■ **WHAT YOU NEED TO DO**
Beneath this sentence is a set of records; write each of them out exactly.

■ **RECORDS FOR THIS TASK**
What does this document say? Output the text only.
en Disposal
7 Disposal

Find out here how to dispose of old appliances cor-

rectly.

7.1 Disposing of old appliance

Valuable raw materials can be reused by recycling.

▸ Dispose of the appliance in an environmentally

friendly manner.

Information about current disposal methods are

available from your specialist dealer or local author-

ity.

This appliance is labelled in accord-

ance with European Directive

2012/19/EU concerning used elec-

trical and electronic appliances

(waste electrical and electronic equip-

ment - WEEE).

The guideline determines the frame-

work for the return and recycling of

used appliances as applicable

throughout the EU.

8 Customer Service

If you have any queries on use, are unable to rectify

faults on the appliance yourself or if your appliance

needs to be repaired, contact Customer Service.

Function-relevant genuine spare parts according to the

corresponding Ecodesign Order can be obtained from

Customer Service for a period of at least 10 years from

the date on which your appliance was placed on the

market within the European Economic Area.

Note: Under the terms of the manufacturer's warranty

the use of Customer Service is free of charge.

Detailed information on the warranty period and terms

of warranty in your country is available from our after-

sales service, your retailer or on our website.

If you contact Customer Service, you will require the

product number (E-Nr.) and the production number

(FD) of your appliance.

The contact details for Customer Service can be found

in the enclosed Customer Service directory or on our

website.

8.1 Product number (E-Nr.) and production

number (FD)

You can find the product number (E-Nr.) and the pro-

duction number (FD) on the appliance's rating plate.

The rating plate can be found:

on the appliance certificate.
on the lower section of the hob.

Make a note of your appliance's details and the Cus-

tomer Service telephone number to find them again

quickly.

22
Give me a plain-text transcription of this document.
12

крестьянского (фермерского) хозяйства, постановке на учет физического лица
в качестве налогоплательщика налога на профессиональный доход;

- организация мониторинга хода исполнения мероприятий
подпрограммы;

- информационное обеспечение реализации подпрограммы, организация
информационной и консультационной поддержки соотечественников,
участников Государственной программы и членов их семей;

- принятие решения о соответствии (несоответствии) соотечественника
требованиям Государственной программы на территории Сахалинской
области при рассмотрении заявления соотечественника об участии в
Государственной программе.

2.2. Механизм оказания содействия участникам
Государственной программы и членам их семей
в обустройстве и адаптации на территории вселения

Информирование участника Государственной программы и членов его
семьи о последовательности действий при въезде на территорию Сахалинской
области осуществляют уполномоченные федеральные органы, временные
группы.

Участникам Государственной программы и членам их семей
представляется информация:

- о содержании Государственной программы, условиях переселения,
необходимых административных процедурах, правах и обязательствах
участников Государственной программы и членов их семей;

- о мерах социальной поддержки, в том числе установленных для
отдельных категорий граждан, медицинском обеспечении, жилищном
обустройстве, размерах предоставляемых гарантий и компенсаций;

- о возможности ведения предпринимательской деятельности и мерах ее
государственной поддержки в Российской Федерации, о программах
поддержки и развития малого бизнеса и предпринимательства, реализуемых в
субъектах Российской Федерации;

■ **TASK RESPONSE**
What does this document say? Output the text only.
en Disposal
7 Disposal

Find out here how to dispose of old appliances cor-

rectly.

7.1 Disposing of old appliance

Valuable raw materials can be reused by recycling.

▸ Dispose of the appliance in an environmentally

friendly manner.

Information about current disposal methods are

available from your specialist dealer or local author-

ity.

This appliance is labelled in accord-

ance with European Directive

2012/19/EU concerning used elec-

trical and electronic appliances

(waste electrical and electronic equip-

ment - WEEE).

The guideline determines the frame-

work for the return and recycling of

used appliances as applicable

throughout the EU.

8 Customer Service

If you have any queries on use, are unable to rectify

faults on the appliance yourself or if your appliance

needs to be repaired, contact Customer Service.

Function-relevant genuine spare parts according to the

corresponding Ecodesign Order can be obtained from

Customer Service for a period of at least 10 years from

the date on which your appliance was placed on the

market within the European Economic Area.

Note: Under the terms of the manufacturer's warranty

the use of Customer Service is free of charge.

Detailed information on the warranty period and terms

of warranty in your country is available from our after-

sales service, your retailer or on our website.

If you contact Customer Service, you will require the

product number (E-Nr.) and the production number

(FD) of your appliance.

The contact details for Customer Service can be found

in the enclosed Customer Service directory or on our

website.

8.1 Product number (E-Nr.) and production

number (FD)

You can find the product number (E-Nr.) and the pro-

duction number (FD) on the appliance's rating plate.

The rating plate can be found:

on the appliance certificate.
on the lower section of the hob.

Make a note of your appliance's details and the Cus-

tomer Service telephone number to find them again

quickly.

22
Give me a plain-text transcription of this document.
12

крестьянского (фермерского) хозяйства, постановке на учет физического лица
в качестве налогоплательщика налога на профессиональный доход;

- организация мониторинга хода исполнения мероприятий
подпрограммы;

- информационное обеспечение реализации подпрограммы, организация
информационной и консультационной поддержки соотечественников,
участников Государственной программы и членов их семей;

- принятие решения о соответствии (несоответствии) соотечественника
требованиям Государственной программы на территории Сахалинской
области при рассмотрении заявления соотечественника об участии в
Государственной программе.

2.2. Механизм оказания содействия участникам
Государственной программы и членам их семей
в обустройстве и адаптации на территории вселения

Информирование участника Государственной программы и членов его
семьи о последовательности действий при въезде на территорию Сахалинской
области осуществляют уполномоченные федеральные органы, временные
группы.

Участникам Государственной программы и членам их семей
представляется информация:

- о содержании Государственной программы, условиях переселения,
необходимых административных процедурах, правах и обязательствах
участников Государственной программы и членов их семей;

- о мерах социальной поддержки, в том числе установленных для
отдельных категорий граждан, медицинском обеспечении, жилищном
обустройстве, размерах предоставляемых гарантий и компенсаций;

- о возможности ведения предпринимательской деятельности и мерах ее
государственной поддержки в Российской Федерации, о программах
поддержки и развития малого бизнеса и предпринимательства, реализуемых в
субъектах Российской Федерации;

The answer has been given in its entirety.